**Instruction:** Every entry below must be repeated exactly; skip the pictures.

* BEGIN Records for the task *

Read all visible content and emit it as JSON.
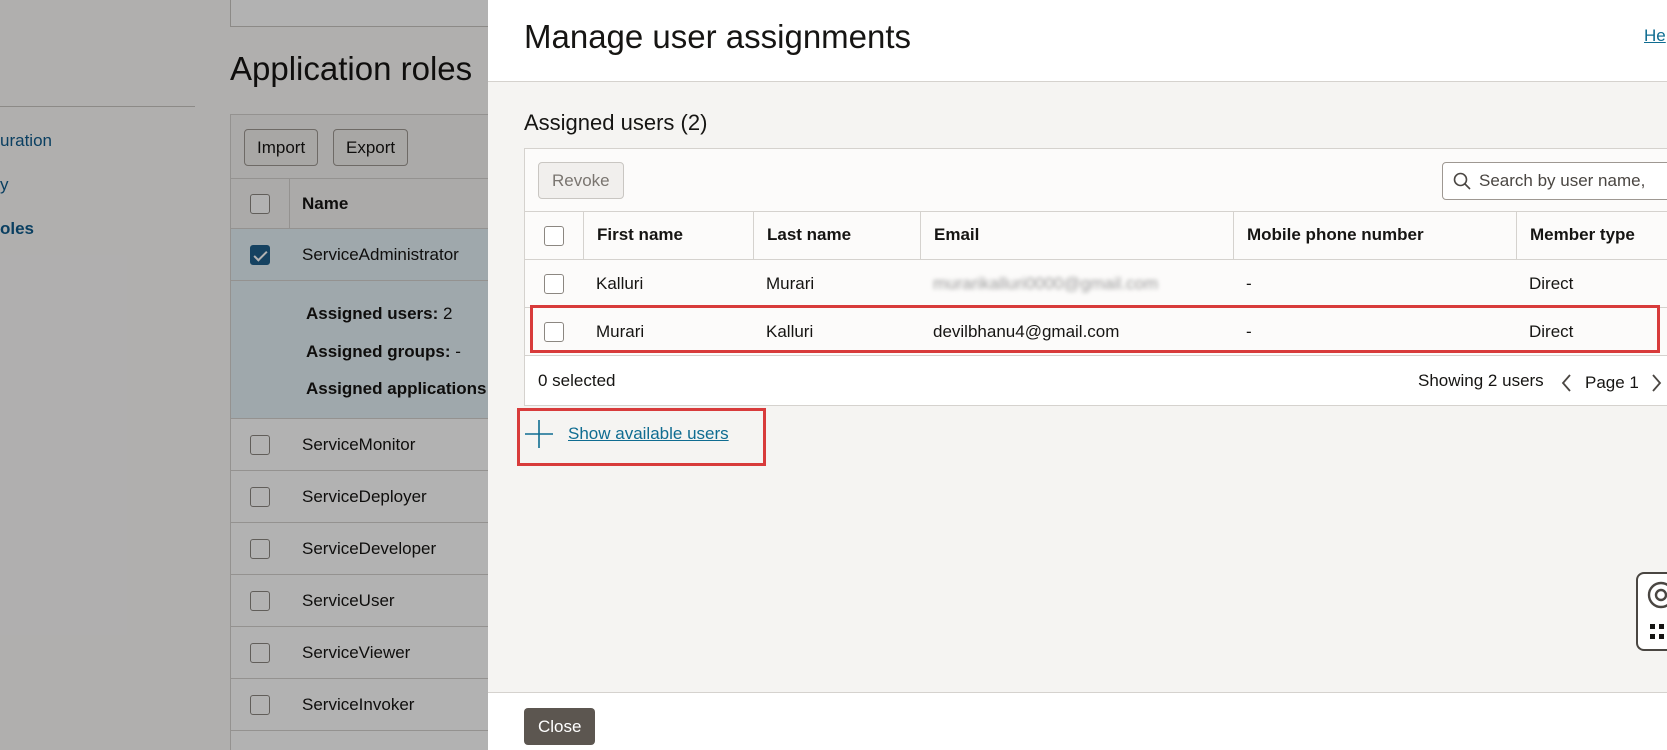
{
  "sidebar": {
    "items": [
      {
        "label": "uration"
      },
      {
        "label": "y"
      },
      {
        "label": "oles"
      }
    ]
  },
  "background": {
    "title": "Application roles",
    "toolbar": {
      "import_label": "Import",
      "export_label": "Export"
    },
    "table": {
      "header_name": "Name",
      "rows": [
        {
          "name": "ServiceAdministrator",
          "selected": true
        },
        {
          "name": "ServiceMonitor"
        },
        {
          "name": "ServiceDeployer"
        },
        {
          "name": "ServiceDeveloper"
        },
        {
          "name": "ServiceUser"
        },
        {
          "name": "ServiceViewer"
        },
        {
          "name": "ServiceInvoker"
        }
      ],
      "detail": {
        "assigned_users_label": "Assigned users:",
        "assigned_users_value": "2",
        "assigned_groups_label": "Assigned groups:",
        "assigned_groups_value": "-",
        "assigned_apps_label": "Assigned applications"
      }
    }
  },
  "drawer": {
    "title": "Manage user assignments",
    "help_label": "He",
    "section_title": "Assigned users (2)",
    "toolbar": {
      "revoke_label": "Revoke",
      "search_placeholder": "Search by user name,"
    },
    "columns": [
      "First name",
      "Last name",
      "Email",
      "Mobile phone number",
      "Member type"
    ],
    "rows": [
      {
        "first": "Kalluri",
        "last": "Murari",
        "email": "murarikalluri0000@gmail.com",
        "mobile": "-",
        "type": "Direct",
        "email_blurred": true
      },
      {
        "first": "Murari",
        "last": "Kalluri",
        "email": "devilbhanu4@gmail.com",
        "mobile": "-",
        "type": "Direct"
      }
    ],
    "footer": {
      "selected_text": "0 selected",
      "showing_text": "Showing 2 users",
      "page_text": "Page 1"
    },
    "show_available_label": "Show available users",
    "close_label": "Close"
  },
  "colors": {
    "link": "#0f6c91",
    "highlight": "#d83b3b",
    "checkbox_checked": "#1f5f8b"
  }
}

* END Records for the task *

**Task answer:**
Read all visible content and emit it as JSON.
{
  "sidebar": {
    "items": [
      {
        "label": "uration"
      },
      {
        "label": "y"
      },
      {
        "label": "oles"
      }
    ]
  },
  "background": {
    "title": "Application roles",
    "toolbar": {
      "import_label": "Import",
      "export_label": "Export"
    },
    "table": {
      "header_name": "Name",
      "rows": [
        {
          "name": "ServiceAdministrator",
          "selected": true
        },
        {
          "name": "ServiceMonitor"
        },
        {
          "name": "ServiceDeployer"
        },
        {
          "name": "ServiceDeveloper"
        },
        {
          "name": "ServiceUser"
        },
        {
          "name": "ServiceViewer"
        },
        {
          "name": "ServiceInvoker"
        }
      ],
      "detail": {
        "assigned_users_label": "Assigned users:",
        "assigned_users_value": "2",
        "assigned_groups_label": "Assigned groups:",
        "assigned_groups_value": "-",
        "assigned_apps_label": "Assigned applications"
      }
    }
  },
  "drawer": {
    "title": "Manage user assignments",
    "help_label": "He",
    "section_title": "Assigned users (2)",
    "toolbar": {
      "revoke_label": "Revoke",
      "search_placeholder": "Search by user name,"
    },
    "columns": [
      "First name",
      "Last name",
      "Email",
      "Mobile phone number",
      "Member type"
    ],
    "rows": [
      {
        "first": "Kalluri",
        "last": "Murari",
        "email": "murarikalluri0000@gmail.com",
        "mobile": "-",
        "type": "Direct",
        "email_blurred": true
      },
      {
        "first": "Murari",
        "last": "Kalluri",
        "email": "devilbhanu4@gmail.com",
        "mobile": "-",
        "type": "Direct"
      }
    ],
    "footer": {
      "selected_text": "0 selected",
      "showing_text": "Showing 2 users",
      "page_text": "Page 1"
    },
    "show_available_label": "Show available users",
    "close_label": "Close"
  },
  "colors": {
    "link": "#0f6c91",
    "highlight": "#d83b3b",
    "checkbox_checked": "#1f5f8b"
  }
}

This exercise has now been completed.